● What is expected: Skip the pictures. Transcribe the rest of the data below without changing a word.
^^^^
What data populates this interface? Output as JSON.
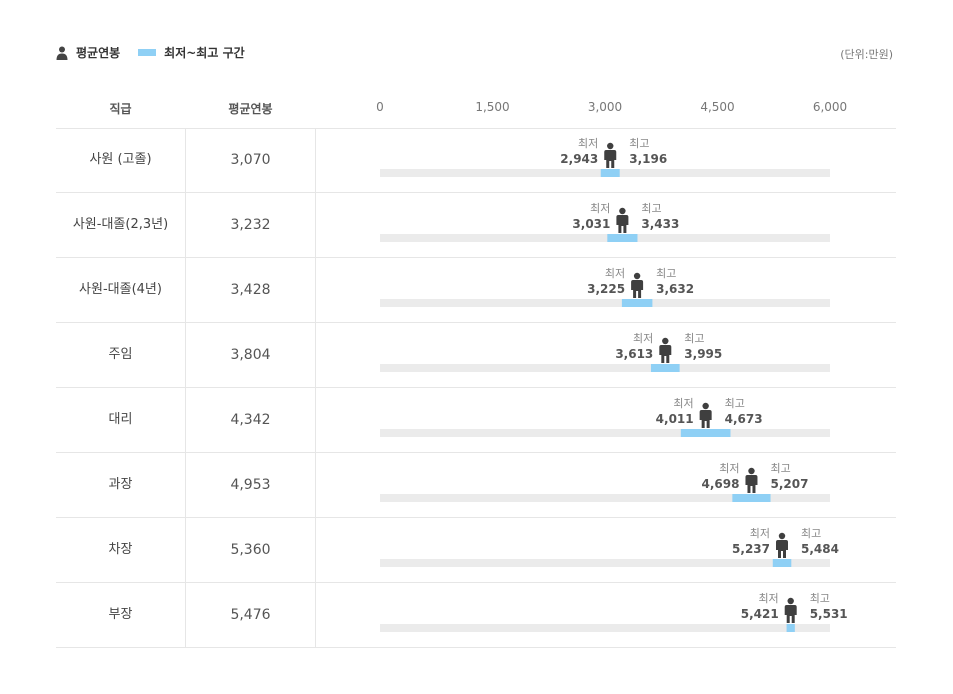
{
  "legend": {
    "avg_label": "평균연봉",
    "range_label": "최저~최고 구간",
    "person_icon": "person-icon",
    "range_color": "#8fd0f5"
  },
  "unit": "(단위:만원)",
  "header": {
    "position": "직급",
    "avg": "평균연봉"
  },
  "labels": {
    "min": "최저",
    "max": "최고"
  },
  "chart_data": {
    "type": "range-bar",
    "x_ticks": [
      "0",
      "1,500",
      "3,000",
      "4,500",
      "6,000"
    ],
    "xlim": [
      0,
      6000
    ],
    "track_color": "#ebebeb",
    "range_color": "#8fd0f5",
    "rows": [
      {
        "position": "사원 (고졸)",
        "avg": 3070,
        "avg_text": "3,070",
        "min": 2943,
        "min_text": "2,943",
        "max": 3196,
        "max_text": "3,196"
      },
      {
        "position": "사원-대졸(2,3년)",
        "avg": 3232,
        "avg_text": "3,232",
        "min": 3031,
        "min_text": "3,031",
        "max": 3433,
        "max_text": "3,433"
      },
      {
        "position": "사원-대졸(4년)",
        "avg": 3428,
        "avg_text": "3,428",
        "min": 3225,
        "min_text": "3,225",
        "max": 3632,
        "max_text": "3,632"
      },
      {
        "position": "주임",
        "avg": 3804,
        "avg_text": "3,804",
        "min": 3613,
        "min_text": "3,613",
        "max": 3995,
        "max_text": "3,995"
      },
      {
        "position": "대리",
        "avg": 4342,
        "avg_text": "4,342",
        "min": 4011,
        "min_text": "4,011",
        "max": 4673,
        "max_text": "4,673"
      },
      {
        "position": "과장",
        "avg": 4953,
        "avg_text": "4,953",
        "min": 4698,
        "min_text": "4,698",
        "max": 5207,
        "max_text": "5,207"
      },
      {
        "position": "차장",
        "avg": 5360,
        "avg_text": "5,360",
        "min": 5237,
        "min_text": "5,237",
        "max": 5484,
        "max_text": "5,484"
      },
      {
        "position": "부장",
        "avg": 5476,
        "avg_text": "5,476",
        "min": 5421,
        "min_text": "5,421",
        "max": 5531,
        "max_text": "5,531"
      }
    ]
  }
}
^^^^
● The response:
What data populates this interface? Output as JSON.
{
  "legend": {
    "avg_label": "평균연봉",
    "range_label": "최저~최고 구간",
    "person_icon": "person-icon",
    "range_color": "#8fd0f5"
  },
  "unit": "(단위:만원)",
  "header": {
    "position": "직급",
    "avg": "평균연봉"
  },
  "labels": {
    "min": "최저",
    "max": "최고"
  },
  "chart_data": {
    "type": "range-bar",
    "x_ticks": [
      "0",
      "1,500",
      "3,000",
      "4,500",
      "6,000"
    ],
    "xlim": [
      0,
      6000
    ],
    "track_color": "#ebebeb",
    "range_color": "#8fd0f5",
    "rows": [
      {
        "position": "사원 (고졸)",
        "avg": 3070,
        "avg_text": "3,070",
        "min": 2943,
        "min_text": "2,943",
        "max": 3196,
        "max_text": "3,196"
      },
      {
        "position": "사원-대졸(2,3년)",
        "avg": 3232,
        "avg_text": "3,232",
        "min": 3031,
        "min_text": "3,031",
        "max": 3433,
        "max_text": "3,433"
      },
      {
        "position": "사원-대졸(4년)",
        "avg": 3428,
        "avg_text": "3,428",
        "min": 3225,
        "min_text": "3,225",
        "max": 3632,
        "max_text": "3,632"
      },
      {
        "position": "주임",
        "avg": 3804,
        "avg_text": "3,804",
        "min": 3613,
        "min_text": "3,613",
        "max": 3995,
        "max_text": "3,995"
      },
      {
        "position": "대리",
        "avg": 4342,
        "avg_text": "4,342",
        "min": 4011,
        "min_text": "4,011",
        "max": 4673,
        "max_text": "4,673"
      },
      {
        "position": "과장",
        "avg": 4953,
        "avg_text": "4,953",
        "min": 4698,
        "min_text": "4,698",
        "max": 5207,
        "max_text": "5,207"
      },
      {
        "position": "차장",
        "avg": 5360,
        "avg_text": "5,360",
        "min": 5237,
        "min_text": "5,237",
        "max": 5484,
        "max_text": "5,484"
      },
      {
        "position": "부장",
        "avg": 5476,
        "avg_text": "5,476",
        "min": 5421,
        "min_text": "5,421",
        "max": 5531,
        "max_text": "5,531"
      }
    ]
  }
}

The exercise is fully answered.